▶ **Task requirements**: List the lines of this listing that hold the word "screenshot".

[START Extracted material]

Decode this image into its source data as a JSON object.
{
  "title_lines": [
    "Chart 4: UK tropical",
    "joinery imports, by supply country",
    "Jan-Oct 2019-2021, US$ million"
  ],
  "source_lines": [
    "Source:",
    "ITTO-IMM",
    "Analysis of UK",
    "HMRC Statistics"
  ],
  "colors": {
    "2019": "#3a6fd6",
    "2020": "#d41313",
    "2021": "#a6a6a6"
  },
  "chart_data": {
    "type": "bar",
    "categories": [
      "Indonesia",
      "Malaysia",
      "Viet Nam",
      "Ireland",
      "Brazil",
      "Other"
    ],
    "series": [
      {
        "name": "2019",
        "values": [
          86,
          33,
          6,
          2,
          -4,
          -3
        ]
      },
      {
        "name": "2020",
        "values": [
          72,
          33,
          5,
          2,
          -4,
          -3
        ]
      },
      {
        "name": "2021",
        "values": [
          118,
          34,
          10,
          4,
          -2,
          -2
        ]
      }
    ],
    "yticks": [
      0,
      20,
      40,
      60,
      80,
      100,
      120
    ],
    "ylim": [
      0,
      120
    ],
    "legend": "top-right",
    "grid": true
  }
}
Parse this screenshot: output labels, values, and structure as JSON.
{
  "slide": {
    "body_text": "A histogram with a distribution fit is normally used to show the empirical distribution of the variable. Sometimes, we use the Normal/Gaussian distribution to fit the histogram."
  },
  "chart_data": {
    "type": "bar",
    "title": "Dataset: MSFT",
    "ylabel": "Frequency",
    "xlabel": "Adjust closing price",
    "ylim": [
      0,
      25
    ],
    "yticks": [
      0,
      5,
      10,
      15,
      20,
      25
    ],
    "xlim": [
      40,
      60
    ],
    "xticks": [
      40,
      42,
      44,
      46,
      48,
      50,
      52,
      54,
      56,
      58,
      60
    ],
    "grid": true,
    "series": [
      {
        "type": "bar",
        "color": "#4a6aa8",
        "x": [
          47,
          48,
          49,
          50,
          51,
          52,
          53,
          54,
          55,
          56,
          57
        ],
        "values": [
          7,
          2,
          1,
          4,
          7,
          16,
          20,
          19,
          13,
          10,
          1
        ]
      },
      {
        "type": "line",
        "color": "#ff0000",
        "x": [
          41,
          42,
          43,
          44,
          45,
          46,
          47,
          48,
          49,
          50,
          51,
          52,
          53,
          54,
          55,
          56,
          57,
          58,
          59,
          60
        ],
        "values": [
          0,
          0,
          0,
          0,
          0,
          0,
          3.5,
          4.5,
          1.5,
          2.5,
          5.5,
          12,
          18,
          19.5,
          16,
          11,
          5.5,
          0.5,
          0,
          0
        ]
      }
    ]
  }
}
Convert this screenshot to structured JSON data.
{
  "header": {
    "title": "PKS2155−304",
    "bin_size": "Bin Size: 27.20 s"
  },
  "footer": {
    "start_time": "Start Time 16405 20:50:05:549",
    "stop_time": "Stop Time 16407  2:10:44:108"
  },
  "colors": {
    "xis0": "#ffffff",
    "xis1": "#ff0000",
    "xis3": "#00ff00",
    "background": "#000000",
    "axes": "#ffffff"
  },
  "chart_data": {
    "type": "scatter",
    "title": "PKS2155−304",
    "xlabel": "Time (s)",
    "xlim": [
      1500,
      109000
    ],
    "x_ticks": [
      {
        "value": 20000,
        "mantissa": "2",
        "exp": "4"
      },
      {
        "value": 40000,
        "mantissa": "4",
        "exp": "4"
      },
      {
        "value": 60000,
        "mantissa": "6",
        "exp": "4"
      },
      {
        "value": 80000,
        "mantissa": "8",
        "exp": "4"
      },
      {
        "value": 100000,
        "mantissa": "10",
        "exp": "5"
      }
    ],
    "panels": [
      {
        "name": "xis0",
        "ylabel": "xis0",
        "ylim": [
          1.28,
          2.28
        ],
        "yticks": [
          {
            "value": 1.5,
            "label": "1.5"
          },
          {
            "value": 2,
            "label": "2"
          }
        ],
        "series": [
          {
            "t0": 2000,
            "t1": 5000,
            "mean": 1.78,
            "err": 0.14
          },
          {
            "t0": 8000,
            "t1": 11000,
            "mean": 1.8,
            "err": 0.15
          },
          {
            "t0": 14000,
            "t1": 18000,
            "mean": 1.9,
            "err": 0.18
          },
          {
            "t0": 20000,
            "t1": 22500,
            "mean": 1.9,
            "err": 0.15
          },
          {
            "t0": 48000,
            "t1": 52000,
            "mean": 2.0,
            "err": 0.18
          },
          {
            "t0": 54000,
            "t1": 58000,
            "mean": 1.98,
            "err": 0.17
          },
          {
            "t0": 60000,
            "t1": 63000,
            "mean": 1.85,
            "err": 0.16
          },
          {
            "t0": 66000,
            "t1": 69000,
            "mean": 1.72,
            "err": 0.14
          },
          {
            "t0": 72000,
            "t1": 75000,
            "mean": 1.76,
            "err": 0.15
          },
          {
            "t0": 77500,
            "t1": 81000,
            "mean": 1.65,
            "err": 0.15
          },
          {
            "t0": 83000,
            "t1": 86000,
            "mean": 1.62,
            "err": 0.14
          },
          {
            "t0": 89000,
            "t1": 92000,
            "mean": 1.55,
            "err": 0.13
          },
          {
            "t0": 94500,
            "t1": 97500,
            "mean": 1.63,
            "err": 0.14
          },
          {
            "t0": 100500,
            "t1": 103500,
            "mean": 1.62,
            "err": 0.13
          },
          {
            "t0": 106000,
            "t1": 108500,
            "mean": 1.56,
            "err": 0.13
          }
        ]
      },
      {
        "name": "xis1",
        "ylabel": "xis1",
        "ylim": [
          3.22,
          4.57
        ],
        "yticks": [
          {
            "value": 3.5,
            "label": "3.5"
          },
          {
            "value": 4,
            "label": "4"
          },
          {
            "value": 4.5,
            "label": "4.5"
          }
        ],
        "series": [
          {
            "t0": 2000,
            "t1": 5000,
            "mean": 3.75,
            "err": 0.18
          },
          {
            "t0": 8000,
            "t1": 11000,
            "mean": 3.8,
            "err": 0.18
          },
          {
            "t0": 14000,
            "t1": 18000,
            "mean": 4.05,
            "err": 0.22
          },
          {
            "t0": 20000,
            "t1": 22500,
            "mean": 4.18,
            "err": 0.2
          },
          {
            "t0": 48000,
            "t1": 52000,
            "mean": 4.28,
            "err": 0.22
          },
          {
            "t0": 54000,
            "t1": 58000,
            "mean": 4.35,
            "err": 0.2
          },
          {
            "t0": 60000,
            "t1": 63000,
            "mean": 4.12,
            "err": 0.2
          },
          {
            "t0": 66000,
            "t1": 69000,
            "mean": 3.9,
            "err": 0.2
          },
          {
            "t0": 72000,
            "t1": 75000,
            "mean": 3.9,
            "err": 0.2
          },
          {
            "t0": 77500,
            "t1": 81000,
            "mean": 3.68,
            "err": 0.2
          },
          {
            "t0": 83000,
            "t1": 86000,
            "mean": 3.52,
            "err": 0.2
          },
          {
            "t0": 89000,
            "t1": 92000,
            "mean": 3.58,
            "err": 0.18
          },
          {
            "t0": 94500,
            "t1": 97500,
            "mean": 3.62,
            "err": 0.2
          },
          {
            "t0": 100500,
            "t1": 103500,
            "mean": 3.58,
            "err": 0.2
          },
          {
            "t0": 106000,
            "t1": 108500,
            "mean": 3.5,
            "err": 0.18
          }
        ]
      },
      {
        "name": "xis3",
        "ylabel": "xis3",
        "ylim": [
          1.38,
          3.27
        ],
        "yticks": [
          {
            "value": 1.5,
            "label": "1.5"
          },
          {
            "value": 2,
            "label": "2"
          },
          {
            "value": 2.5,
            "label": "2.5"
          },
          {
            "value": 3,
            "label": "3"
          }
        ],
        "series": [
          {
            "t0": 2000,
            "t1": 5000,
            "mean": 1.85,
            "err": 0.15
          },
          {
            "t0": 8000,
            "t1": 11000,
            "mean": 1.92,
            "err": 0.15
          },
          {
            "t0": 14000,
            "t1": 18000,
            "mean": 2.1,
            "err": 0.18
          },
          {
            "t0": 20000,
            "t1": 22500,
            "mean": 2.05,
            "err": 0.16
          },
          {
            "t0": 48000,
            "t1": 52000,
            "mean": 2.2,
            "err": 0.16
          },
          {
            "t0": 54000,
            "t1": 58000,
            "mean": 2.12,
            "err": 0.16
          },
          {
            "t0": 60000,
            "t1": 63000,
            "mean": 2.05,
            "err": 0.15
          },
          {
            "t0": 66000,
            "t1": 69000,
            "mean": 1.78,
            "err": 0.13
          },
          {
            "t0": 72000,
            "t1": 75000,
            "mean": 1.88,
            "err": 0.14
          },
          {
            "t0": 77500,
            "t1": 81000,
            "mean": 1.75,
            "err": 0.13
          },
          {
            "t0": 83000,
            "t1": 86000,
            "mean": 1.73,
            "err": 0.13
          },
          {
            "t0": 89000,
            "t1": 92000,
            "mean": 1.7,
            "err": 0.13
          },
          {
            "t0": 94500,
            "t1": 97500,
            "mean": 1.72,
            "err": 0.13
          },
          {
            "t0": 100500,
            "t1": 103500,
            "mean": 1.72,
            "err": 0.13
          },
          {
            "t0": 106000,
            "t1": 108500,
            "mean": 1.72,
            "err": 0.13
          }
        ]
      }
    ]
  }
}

[END Extracted material]

▶ **Output of the exercise**:
Parse this screenshot: output labels, values, and structure as JSON.
Convert this screenshot to structured JSON data.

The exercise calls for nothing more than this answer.